All of the lines below are to be printed again exactly; images are excluded from the output.

■ Task data ■
____

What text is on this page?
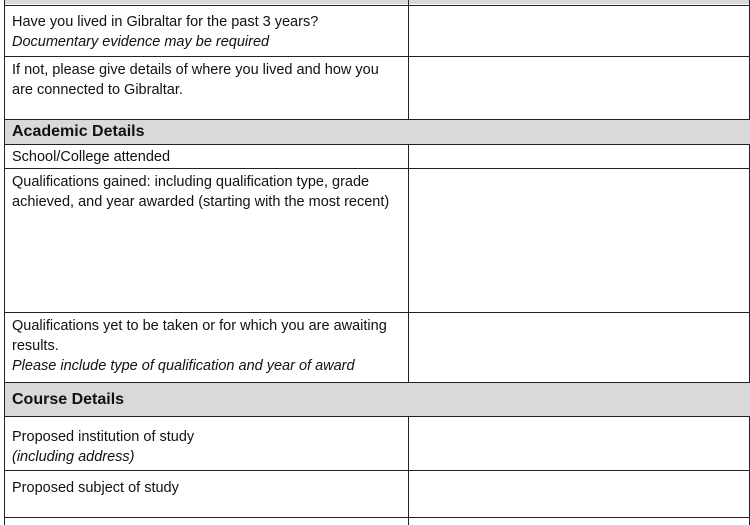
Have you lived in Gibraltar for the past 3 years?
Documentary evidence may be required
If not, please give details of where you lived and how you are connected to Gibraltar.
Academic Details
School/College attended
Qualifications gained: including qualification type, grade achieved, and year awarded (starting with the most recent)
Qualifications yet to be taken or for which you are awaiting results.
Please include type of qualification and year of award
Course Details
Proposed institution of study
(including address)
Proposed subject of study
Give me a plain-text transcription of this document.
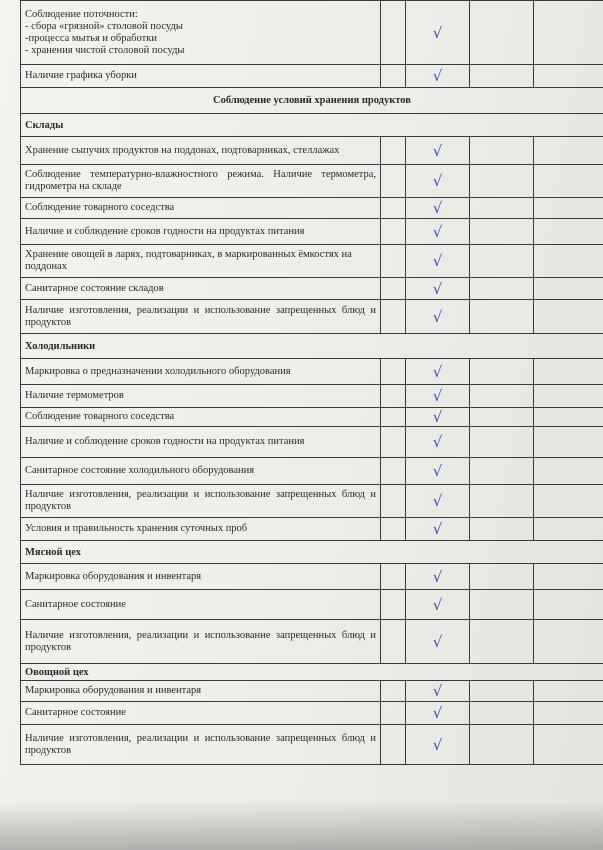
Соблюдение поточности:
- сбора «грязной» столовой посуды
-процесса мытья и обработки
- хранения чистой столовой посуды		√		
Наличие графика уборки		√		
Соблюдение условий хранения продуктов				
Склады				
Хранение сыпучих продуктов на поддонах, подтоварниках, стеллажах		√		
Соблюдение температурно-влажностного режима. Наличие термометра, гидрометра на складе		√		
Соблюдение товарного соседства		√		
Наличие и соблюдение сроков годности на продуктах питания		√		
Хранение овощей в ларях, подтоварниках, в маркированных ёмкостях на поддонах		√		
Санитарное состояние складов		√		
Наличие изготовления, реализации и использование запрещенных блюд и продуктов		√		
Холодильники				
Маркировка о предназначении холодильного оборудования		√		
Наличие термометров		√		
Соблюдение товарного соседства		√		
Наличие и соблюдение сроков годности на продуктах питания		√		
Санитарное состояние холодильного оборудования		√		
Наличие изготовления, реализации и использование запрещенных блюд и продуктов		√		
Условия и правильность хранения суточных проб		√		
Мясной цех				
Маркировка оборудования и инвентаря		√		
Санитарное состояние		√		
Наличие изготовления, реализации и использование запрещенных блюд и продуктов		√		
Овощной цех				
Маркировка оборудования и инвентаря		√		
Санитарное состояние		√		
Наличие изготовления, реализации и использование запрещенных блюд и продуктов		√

____

■ Exercise output ■
What text is on this page?
Have you lived in Gibraltar for the past 3 years?
Documentary evidence may be required
If not, please give details of where you lived and how you are connected to Gibraltar.
Academic Details
School/College attended
Qualifications gained: including qualification type, grade achieved, and year awarded (starting with the most recent)
Qualifications yet to be taken or for which you are awaiting results.
Please include type of qualification and year of award
Course Details
Proposed institution of study
(including address)
Proposed subject of study
Give me a plain-text transcription of this document.
Соблюдение поточности:
- сбора «грязной» столовой посуды
-процесса мытья и обработки
- хранения чистой столовой посуды		√		
Наличие графика уборки		√		
Соблюдение условий хранения продуктов				
Склады				
Хранение сыпучих продуктов на поддонах, подтоварниках, стеллажах		√		
Соблюдение температурно-влажностного режима. Наличие термометра, гидрометра на складе		√		
Соблюдение товарного соседства		√		
Наличие и соблюдение сроков годности на продуктах питания		√		
Хранение овощей в ларях, подтоварниках, в маркированных ёмкостях на поддонах		√		
Санитарное состояние складов		√		
Наличие изготовления, реализации и использование запрещенных блюд и продуктов		√		
Холодильники				
Маркировка о предназначении холодильного оборудования		√		
Наличие термометров		√		
Соблюдение товарного соседства		√		
Наличие и соблюдение сроков годности на продуктах питания		√		
Санитарное состояние холодильного оборудования		√		
Наличие изготовления, реализации и использование запрещенных блюд и продуктов		√		
Условия и правильность хранения суточных проб		√		
Мясной цех				
Маркировка оборудования и инвентаря		√		
Санитарное состояние		√		
Наличие изготовления, реализации и использование запрещенных блюд и продуктов		√		
Овощной цех				
Маркировка оборудования и инвентаря		√		
Санитарное состояние		√		
Наличие изготовления, реализации и использование запрещенных блюд и продуктов		√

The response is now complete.